[Stored entries]
┌────────
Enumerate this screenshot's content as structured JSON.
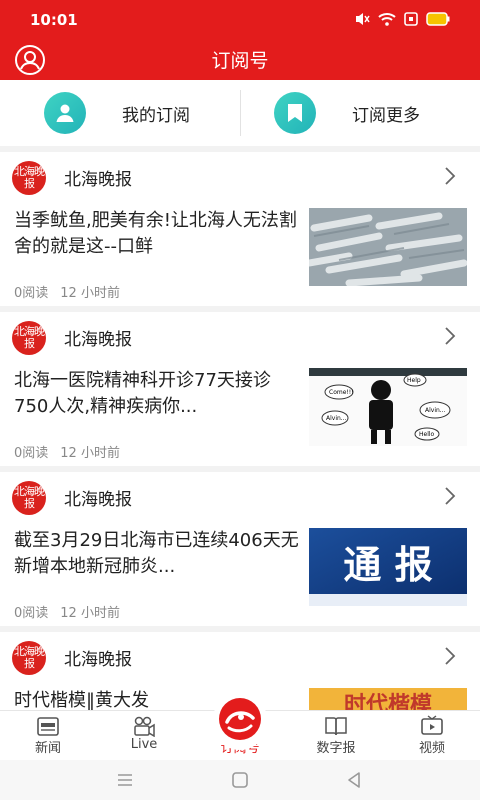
{
  "status_bar": {
    "time": "10:01",
    "icons": [
      "mute-icon",
      "wifi-icon",
      "sim-icon",
      "battery-icon"
    ]
  },
  "header": {
    "title": "订阅号",
    "user_icon": "user-circle-icon"
  },
  "subscription_bar": {
    "my_subscriptions_label": "我的订阅",
    "more_subscriptions_label": "订阅更多",
    "accent": "#2ec4bd"
  },
  "articles": [
    {
      "source": "北海晚报",
      "logo_text": "北海晚报",
      "title": "当季鱿鱼,肥美有余!让北海人无法割舍的就是这--口鲜",
      "reads": "0阅读",
      "time": "12 小时前",
      "thumb": "squid-photo"
    },
    {
      "source": "北海晚报",
      "logo_text": "北海晚报",
      "title": "北海一医院精神科开诊77天接诊750人次,精神疾病你...",
      "reads": "0阅读",
      "time": "12 小时前",
      "thumb": "stressed-figure-illustration",
      "bubbles": [
        "Help",
        "Come!!!",
        "Alvin...",
        "Alvin...",
        "Hello"
      ]
    },
    {
      "source": "北海晚报",
      "logo_text": "北海晚报",
      "title": "截至3月29日北海市已连续406天无新增本地新冠肺炎...",
      "reads": "0阅读",
      "time": "12 小时前",
      "thumb": "notice-banner",
      "thumb_text": "通 报"
    },
    {
      "source": "北海晚报",
      "logo_text": "北海晚报",
      "title": "时代楷模‖黄大发",
      "thumb": "era-model-banner",
      "thumb_text": "时代楷模"
    }
  ],
  "bottom_nav": {
    "items": [
      {
        "label": "新闻",
        "icon": "news-icon"
      },
      {
        "label": "Live",
        "icon": "video-camera-icon"
      },
      {
        "label": "订阅号",
        "icon": "subscription-logo-icon"
      },
      {
        "label": "数字报",
        "icon": "book-icon"
      },
      {
        "label": "视频",
        "icon": "tv-icon"
      }
    ],
    "active_index": 2,
    "active_color": "#e31c1c"
  },
  "system_nav": [
    "menu-icon",
    "home-icon",
    "back-icon"
  ],
  "colors": {
    "brand_red": "#e31c1c",
    "teal": "#2ec4bd"
  }
}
└────────
## WHAT YOU SHOULD DO
A faithful copy of the records above is needed, with the pictures left out.

## EXPECTED ANSWER
Enumerate this screenshot's content as structured JSON.
{
  "status_bar": {
    "time": "10:01",
    "icons": [
      "mute-icon",
      "wifi-icon",
      "sim-icon",
      "battery-icon"
    ]
  },
  "header": {
    "title": "订阅号",
    "user_icon": "user-circle-icon"
  },
  "subscription_bar": {
    "my_subscriptions_label": "我的订阅",
    "more_subscriptions_label": "订阅更多",
    "accent": "#2ec4bd"
  },
  "articles": [
    {
      "source": "北海晚报",
      "logo_text": "北海晚报",
      "title": "当季鱿鱼,肥美有余!让北海人无法割舍的就是这--口鲜",
      "reads": "0阅读",
      "time": "12 小时前",
      "thumb": "squid-photo"
    },
    {
      "source": "北海晚报",
      "logo_text": "北海晚报",
      "title": "北海一医院精神科开诊77天接诊750人次,精神疾病你...",
      "reads": "0阅读",
      "time": "12 小时前",
      "thumb": "stressed-figure-illustration",
      "bubbles": [
        "Help",
        "Come!!!",
        "Alvin...",
        "Alvin...",
        "Hello"
      ]
    },
    {
      "source": "北海晚报",
      "logo_text": "北海晚报",
      "title": "截至3月29日北海市已连续406天无新增本地新冠肺炎...",
      "reads": "0阅读",
      "time": "12 小时前",
      "thumb": "notice-banner",
      "thumb_text": "通 报"
    },
    {
      "source": "北海晚报",
      "logo_text": "北海晚报",
      "title": "时代楷模‖黄大发",
      "thumb": "era-model-banner",
      "thumb_text": "时代楷模"
    }
  ],
  "bottom_nav": {
    "items": [
      {
        "label": "新闻",
        "icon": "news-icon"
      },
      {
        "label": "Live",
        "icon": "video-camera-icon"
      },
      {
        "label": "订阅号",
        "icon": "subscription-logo-icon"
      },
      {
        "label": "数字报",
        "icon": "book-icon"
      },
      {
        "label": "视频",
        "icon": "tv-icon"
      }
    ],
    "active_index": 2,
    "active_color": "#e31c1c"
  },
  "system_nav": [
    "menu-icon",
    "home-icon",
    "back-icon"
  ],
  "colors": {
    "brand_red": "#e31c1c",
    "teal": "#2ec4bd"
  }
}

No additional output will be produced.